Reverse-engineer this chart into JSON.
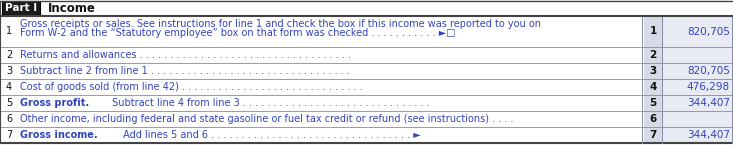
{
  "title_label": "Part I",
  "title_text": "Income",
  "header_bg": "#1c1c1c",
  "row_bg": "#ffffff",
  "value_col_bg": "#e8eaf4",
  "line_num_col_bg": "#d8dae8",
  "border_color": "#8888aa",
  "dark_border": "#444444",
  "text_color": "#111111",
  "blue_text": "#3344bb",
  "value_text_color": "#3344bb",
  "rows": [
    {
      "num": "1",
      "line1": "Gross receipts or sales. See instructions for line 1 and check the box if this income was reported to you on",
      "line2": "Form W-2 and the “Statutory employee” box on that form was checked . . . . . . . . . . . ►□",
      "value": "820,705",
      "bold_prefix": "",
      "two_line": true
    },
    {
      "num": "2",
      "line1": "Returns and allowances . . . . . . . . . . . . . . . . . . . . . . . . . . . . . . . . . . .",
      "line2": "",
      "value": "",
      "bold_prefix": "",
      "two_line": false
    },
    {
      "num": "3",
      "line1": "Subtract line 2 from line 1 . . . . . . . . . . . . . . . . . . . . . . . . . . . . . . . . .",
      "line2": "",
      "value": "820,705",
      "bold_prefix": "",
      "two_line": false
    },
    {
      "num": "4",
      "line1": "Cost of goods sold (from line 42) . . . . . . . . . . . . . . . . . . . . . . . . . . . . . .",
      "line2": "",
      "value": "476,298",
      "bold_prefix": "",
      "two_line": false
    },
    {
      "num": "5",
      "line1": " Subtract line 4 from line 3 . . . . . . . . . . . . . . . . . . . . . . . . . . . . . . .",
      "line2": "",
      "value": "344,407",
      "bold_prefix": "Gross profit.",
      "two_line": false
    },
    {
      "num": "6",
      "line1": "Other income, including federal and state gasoline or fuel tax credit or refund (see instructions) . . . .",
      "line2": "",
      "value": "",
      "bold_prefix": "",
      "two_line": false
    },
    {
      "num": "7",
      "line1": " Add lines 5 and 6 . . . . . . . . . . . . . . . . . . . . . . . . . . . . . . . . . ►",
      "line2": "",
      "value": "344,407",
      "bold_prefix": "Gross income.",
      "two_line": false
    }
  ],
  "figwidth": 7.33,
  "figheight": 1.5,
  "dpi": 100
}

+ + + + +

[Given exercise] Repeat the material verbatim. Do not carry over any picture.

[Task response]
Reverse-engineer this chart into JSON.
{
  "title_label": "Part I",
  "title_text": "Income",
  "header_bg": "#1c1c1c",
  "row_bg": "#ffffff",
  "value_col_bg": "#e8eaf4",
  "line_num_col_bg": "#d8dae8",
  "border_color": "#8888aa",
  "dark_border": "#444444",
  "text_color": "#111111",
  "blue_text": "#3344bb",
  "value_text_color": "#3344bb",
  "rows": [
    {
      "num": "1",
      "line1": "Gross receipts or sales. See instructions for line 1 and check the box if this income was reported to you on",
      "line2": "Form W-2 and the “Statutory employee” box on that form was checked . . . . . . . . . . . ►□",
      "value": "820,705",
      "bold_prefix": "",
      "two_line": true
    },
    {
      "num": "2",
      "line1": "Returns and allowances . . . . . . . . . . . . . . . . . . . . . . . . . . . . . . . . . . .",
      "line2": "",
      "value": "",
      "bold_prefix": "",
      "two_line": false
    },
    {
      "num": "3",
      "line1": "Subtract line 2 from line 1 . . . . . . . . . . . . . . . . . . . . . . . . . . . . . . . . .",
      "line2": "",
      "value": "820,705",
      "bold_prefix": "",
      "two_line": false
    },
    {
      "num": "4",
      "line1": "Cost of goods sold (from line 42) . . . . . . . . . . . . . . . . . . . . . . . . . . . . . .",
      "line2": "",
      "value": "476,298",
      "bold_prefix": "",
      "two_line": false
    },
    {
      "num": "5",
      "line1": " Subtract line 4 from line 3 . . . . . . . . . . . . . . . . . . . . . . . . . . . . . . .",
      "line2": "",
      "value": "344,407",
      "bold_prefix": "Gross profit.",
      "two_line": false
    },
    {
      "num": "6",
      "line1": "Other income, including federal and state gasoline or fuel tax credit or refund (see instructions) . . . .",
      "line2": "",
      "value": "",
      "bold_prefix": "",
      "two_line": false
    },
    {
      "num": "7",
      "line1": " Add lines 5 and 6 . . . . . . . . . . . . . . . . . . . . . . . . . . . . . . . . . ►",
      "line2": "",
      "value": "344,407",
      "bold_prefix": "Gross income.",
      "two_line": false
    }
  ],
  "figwidth": 7.33,
  "figheight": 1.5,
  "dpi": 100
}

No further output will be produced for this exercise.